**Direction:** Repeat every record below exactly as written.

************

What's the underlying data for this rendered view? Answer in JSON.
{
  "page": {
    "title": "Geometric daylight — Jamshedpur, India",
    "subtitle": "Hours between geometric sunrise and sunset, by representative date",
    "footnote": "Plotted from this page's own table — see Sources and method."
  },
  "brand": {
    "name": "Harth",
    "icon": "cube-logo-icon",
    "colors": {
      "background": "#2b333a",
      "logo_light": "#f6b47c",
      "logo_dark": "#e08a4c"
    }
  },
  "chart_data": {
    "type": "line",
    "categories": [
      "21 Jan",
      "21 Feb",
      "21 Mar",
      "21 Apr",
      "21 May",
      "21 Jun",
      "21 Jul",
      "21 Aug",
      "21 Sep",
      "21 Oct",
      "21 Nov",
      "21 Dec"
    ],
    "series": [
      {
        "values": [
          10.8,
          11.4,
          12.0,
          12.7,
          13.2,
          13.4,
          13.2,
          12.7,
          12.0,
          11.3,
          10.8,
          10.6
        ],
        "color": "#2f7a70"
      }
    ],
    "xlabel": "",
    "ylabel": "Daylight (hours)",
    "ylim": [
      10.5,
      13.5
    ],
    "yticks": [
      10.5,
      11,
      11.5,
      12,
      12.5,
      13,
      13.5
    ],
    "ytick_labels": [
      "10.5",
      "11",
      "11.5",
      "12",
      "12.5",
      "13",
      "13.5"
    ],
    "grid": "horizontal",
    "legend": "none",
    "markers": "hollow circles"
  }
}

************

**Final result:**
What's the underlying data for this rendered view? Answer in JSON.
{
  "page": {
    "title": "Geometric daylight — Jamshedpur, India",
    "subtitle": "Hours between geometric sunrise and sunset, by representative date",
    "footnote": "Plotted from this page's own table — see Sources and method."
  },
  "brand": {
    "name": "Harth",
    "icon": "cube-logo-icon",
    "colors": {
      "background": "#2b333a",
      "logo_light": "#f6b47c",
      "logo_dark": "#e08a4c"
    }
  },
  "chart_data": {
    "type": "line",
    "categories": [
      "21 Jan",
      "21 Feb",
      "21 Mar",
      "21 Apr",
      "21 May",
      "21 Jun",
      "21 Jul",
      "21 Aug",
      "21 Sep",
      "21 Oct",
      "21 Nov",
      "21 Dec"
    ],
    "series": [
      {
        "values": [
          10.8,
          11.4,
          12.0,
          12.7,
          13.2,
          13.4,
          13.2,
          12.7,
          12.0,
          11.3,
          10.8,
          10.6
        ],
        "color": "#2f7a70"
      }
    ],
    "xlabel": "",
    "ylabel": "Daylight (hours)",
    "ylim": [
      10.5,
      13.5
    ],
    "yticks": [
      10.5,
      11,
      11.5,
      12,
      12.5,
      13,
      13.5
    ],
    "ytick_labels": [
      "10.5",
      "11",
      "11.5",
      "12",
      "12.5",
      "13",
      "13.5"
    ],
    "grid": "horizontal",
    "legend": "none",
    "markers": "hollow circles"
  }
}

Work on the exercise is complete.